Collected data
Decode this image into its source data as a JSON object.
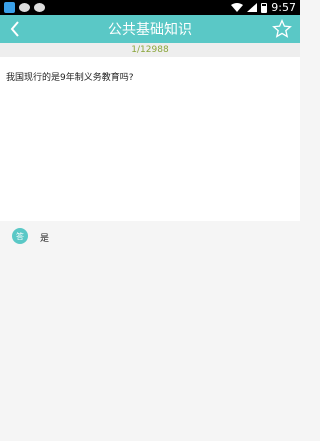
{
  "status_bar": {
    "time": "9:57",
    "icons": [
      "app-icon",
      "chat-icon",
      "wechat-icon",
      "wifi-icon",
      "signal-icon",
      "battery-icon"
    ]
  },
  "header": {
    "title": "公共基础知识",
    "back_icon": "chevron-left-icon",
    "favorite_icon": "star-icon"
  },
  "progress": {
    "text": "1/12988"
  },
  "question": {
    "text": "我国现行的是9年制义务教育吗?"
  },
  "answer": {
    "badge": "答",
    "text": "是"
  },
  "colors": {
    "accent": "#5ac8c6",
    "progress_text": "#8aa53a",
    "background": "#f5f5f5"
  }
}
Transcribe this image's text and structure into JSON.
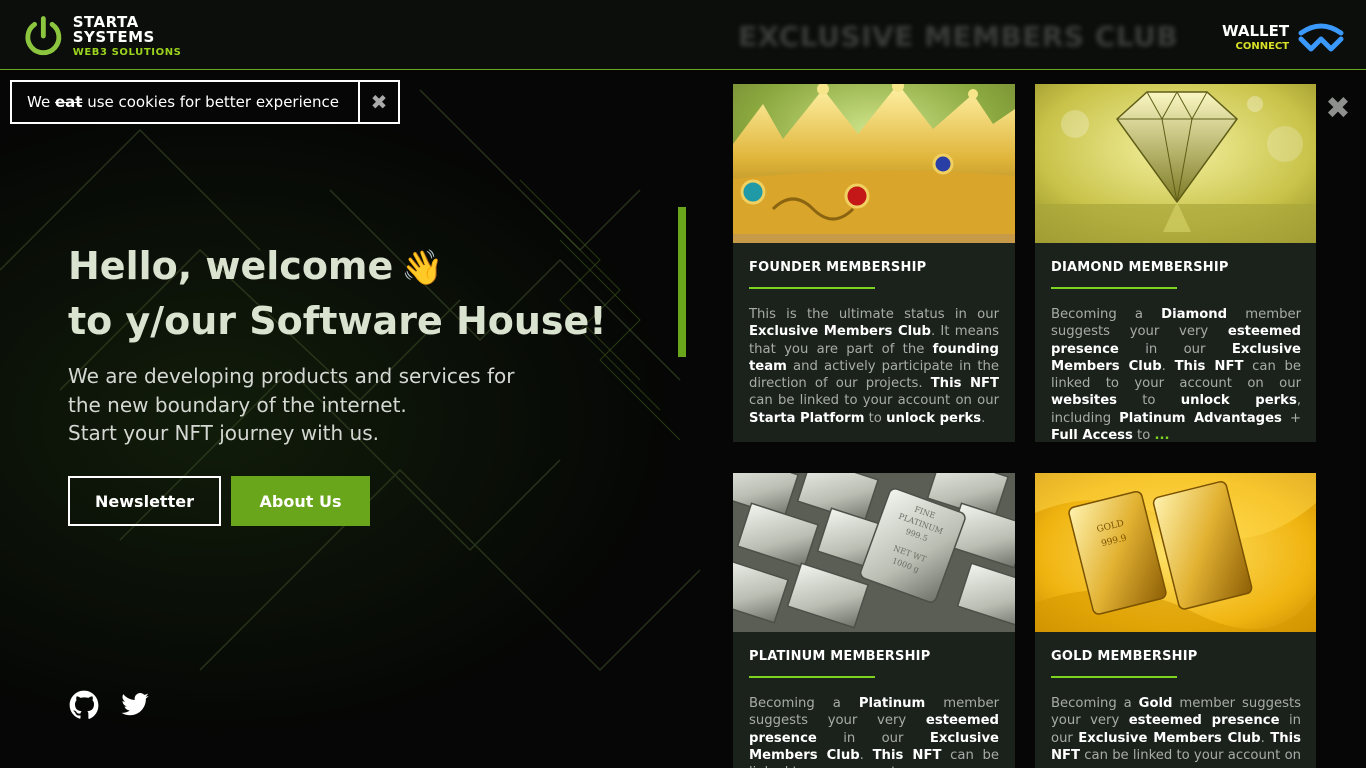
{
  "header": {
    "logo_title": "STARTA SYSTEMS",
    "logo_subtitle": "WEB3 SOLUTIONS",
    "blurred_title": "EXCLUSIVE MEMBERS CLUB",
    "wallet_title": "WALLET",
    "wallet_subtitle": "CONNECT"
  },
  "cookie": {
    "prefix": "We ",
    "struck": "eat",
    "suffix": " use cookies for better experience",
    "close_label": "✖"
  },
  "hero": {
    "title_line1": "Hello, welcome",
    "wave_emoji": "👋",
    "title_line2": "to y/our Software House!",
    "subtitle_line1": "We are developing products and services for",
    "subtitle_line2": "the new boundary of the internet.",
    "subtitle_line3": "Start your NFT journey with us.",
    "newsletter_label": "Newsletter",
    "about_label": "About Us"
  },
  "social": {
    "github_icon": "github-icon",
    "twitter_icon": "twitter-icon"
  },
  "panel": {
    "close_label": "✖"
  },
  "cards": [
    {
      "title": "FOUNDER MEMBERSHIP",
      "image": "crown",
      "body": [
        {
          "t": "This is the ultimate status in our "
        },
        {
          "t": "Exclusive Members Club",
          "b": true
        },
        {
          "t": ". It means that you are part of the "
        },
        {
          "t": "founding team",
          "b": true
        },
        {
          "t": " and actively participate in the direction of our projects. "
        },
        {
          "t": "This NFT",
          "b": true
        },
        {
          "t": " can be linked to your account on our "
        },
        {
          "t": "Starta Platform",
          "b": true
        },
        {
          "t": " to "
        },
        {
          "t": "unlock perks",
          "b": true
        },
        {
          "t": "."
        }
      ]
    },
    {
      "title": "DIAMOND MEMBERSHIP",
      "image": "diamond",
      "body": [
        {
          "t": "Becoming a "
        },
        {
          "t": "Diamond",
          "b": true
        },
        {
          "t": " member suggests your very "
        },
        {
          "t": "esteemed presence",
          "b": true
        },
        {
          "t": " in our "
        },
        {
          "t": "Exclusive Members Club",
          "b": true
        },
        {
          "t": ". "
        },
        {
          "t": "This NFT",
          "b": true
        },
        {
          "t": " can be linked to your account on our "
        },
        {
          "t": "websites",
          "b": true
        },
        {
          "t": " to "
        },
        {
          "t": "unlock perks",
          "b": true
        },
        {
          "t": ", including "
        },
        {
          "t": "Platinum Advantages",
          "b": true
        },
        {
          "t": " + "
        },
        {
          "t": "Full Access",
          "b": true
        },
        {
          "t": " to "
        },
        {
          "t": "...",
          "more": true
        }
      ]
    },
    {
      "title": "PLATINUM MEMBERSHIP",
      "image": "platinum",
      "bar_text": [
        "FINE",
        "PLATINUM",
        "999.5",
        "NET WT",
        "1000 g"
      ],
      "body": [
        {
          "t": "Becoming a "
        },
        {
          "t": "Platinum",
          "b": true
        },
        {
          "t": " member suggests your very "
        },
        {
          "t": "esteemed presence",
          "b": true
        },
        {
          "t": " in our "
        },
        {
          "t": "Exclusive Members Club",
          "b": true
        },
        {
          "t": ". "
        },
        {
          "t": "This NFT",
          "b": true
        },
        {
          "t": " can be linked to your account on our"
        }
      ]
    },
    {
      "title": "GOLD MEMBERSHIP",
      "image": "gold",
      "bar_text": [
        "GOLD",
        "999.9"
      ],
      "body": [
        {
          "t": "Becoming a "
        },
        {
          "t": "Gold",
          "b": true
        },
        {
          "t": " member suggests your very "
        },
        {
          "t": "esteemed presence",
          "b": true
        },
        {
          "t": " in our "
        },
        {
          "t": "Exclusive Members Club",
          "b": true
        },
        {
          "t": ". "
        },
        {
          "t": "This NFT",
          "b": true
        },
        {
          "t": " can be linked to your account on our"
        }
      ]
    }
  ],
  "colors": {
    "accent_green": "#69a61c",
    "line_green": "#7ed321",
    "wallet_blue": "#3b99fc",
    "card_bg": "#1b221c"
  }
}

* **Task directions**
Print each entry shown above with exact wording and no pictures.

* **Final result**
Decode this image into its source data as a JSON object.
{
  "status_bar": {
    "time": "9:57",
    "icons": [
      "app-icon",
      "chat-icon",
      "wechat-icon",
      "wifi-icon",
      "signal-icon",
      "battery-icon"
    ]
  },
  "header": {
    "title": "公共基础知识",
    "back_icon": "chevron-left-icon",
    "favorite_icon": "star-icon"
  },
  "progress": {
    "text": "1/12988"
  },
  "question": {
    "text": "我国现行的是9年制义务教育吗?"
  },
  "answer": {
    "badge": "答",
    "text": "是"
  },
  "colors": {
    "accent": "#5ac8c6",
    "progress_text": "#8aa53a",
    "background": "#f5f5f5"
  }
}
Transcribe this image's text and structure into JSON.
{
  "header": {
    "logo_title": "STARTA SYSTEMS",
    "logo_subtitle": "WEB3 SOLUTIONS",
    "blurred_title": "EXCLUSIVE MEMBERS CLUB",
    "wallet_title": "WALLET",
    "wallet_subtitle": "CONNECT"
  },
  "cookie": {
    "prefix": "We ",
    "struck": "eat",
    "suffix": " use cookies for better experience",
    "close_label": "✖"
  },
  "hero": {
    "title_line1": "Hello, welcome",
    "wave_emoji": "👋",
    "title_line2": "to y/our Software House!",
    "subtitle_line1": "We are developing products and services for",
    "subtitle_line2": "the new boundary of the internet.",
    "subtitle_line3": "Start your NFT journey with us.",
    "newsletter_label": "Newsletter",
    "about_label": "About Us"
  },
  "social": {
    "github_icon": "github-icon",
    "twitter_icon": "twitter-icon"
  },
  "panel": {
    "close_label": "✖"
  },
  "cards": [
    {
      "title": "FOUNDER MEMBERSHIP",
      "image": "crown",
      "body": [
        {
          "t": "This is the ultimate status in our "
        },
        {
          "t": "Exclusive Members Club",
          "b": true
        },
        {
          "t": ". It means that you are part of the "
        },
        {
          "t": "founding team",
          "b": true
        },
        {
          "t": " and actively participate in the direction of our projects. "
        },
        {
          "t": "This NFT",
          "b": true
        },
        {
          "t": " can be linked to your account on our "
        },
        {
          "t": "Starta Platform",
          "b": true
        },
        {
          "t": " to "
        },
        {
          "t": "unlock perks",
          "b": true
        },
        {
          "t": "."
        }
      ]
    },
    {
      "title": "DIAMOND MEMBERSHIP",
      "image": "diamond",
      "body": [
        {
          "t": "Becoming a "
        },
        {
          "t": "Diamond",
          "b": true
        },
        {
          "t": " member suggests your very "
        },
        {
          "t": "esteemed presence",
          "b": true
        },
        {
          "t": " in our "
        },
        {
          "t": "Exclusive Members Club",
          "b": true
        },
        {
          "t": ". "
        },
        {
          "t": "This NFT",
          "b": true
        },
        {
          "t": " can be linked to your account on our "
        },
        {
          "t": "websites",
          "b": true
        },
        {
          "t": " to "
        },
        {
          "t": "unlock perks",
          "b": true
        },
        {
          "t": ", including "
        },
        {
          "t": "Platinum Advantages",
          "b": true
        },
        {
          "t": " + "
        },
        {
          "t": "Full Access",
          "b": true
        },
        {
          "t": " to "
        },
        {
          "t": "...",
          "more": true
        }
      ]
    },
    {
      "title": "PLATINUM MEMBERSHIP",
      "image": "platinum",
      "bar_text": [
        "FINE",
        "PLATINUM",
        "999.5",
        "NET WT",
        "1000 g"
      ],
      "body": [
        {
          "t": "Becoming a "
        },
        {
          "t": "Platinum",
          "b": true
        },
        {
          "t": " member suggests your very "
        },
        {
          "t": "esteemed presence",
          "b": true
        },
        {
          "t": " in our "
        },
        {
          "t": "Exclusive Members Club",
          "b": true
        },
        {
          "t": ". "
        },
        {
          "t": "This NFT",
          "b": true
        },
        {
          "t": " can be linked to your account on our"
        }
      ]
    },
    {
      "title": "GOLD MEMBERSHIP",
      "image": "gold",
      "bar_text": [
        "GOLD",
        "999.9"
      ],
      "body": [
        {
          "t": "Becoming a "
        },
        {
          "t": "Gold",
          "b": true
        },
        {
          "t": " member suggests your very "
        },
        {
          "t": "esteemed presence",
          "b": true
        },
        {
          "t": " in our "
        },
        {
          "t": "Exclusive Members Club",
          "b": true
        },
        {
          "t": ". "
        },
        {
          "t": "This NFT",
          "b": true
        },
        {
          "t": " can be linked to your account on our"
        }
      ]
    }
  ],
  "colors": {
    "accent_green": "#69a61c",
    "line_green": "#7ed321",
    "wallet_blue": "#3b99fc",
    "card_bg": "#1b221c"
  }
}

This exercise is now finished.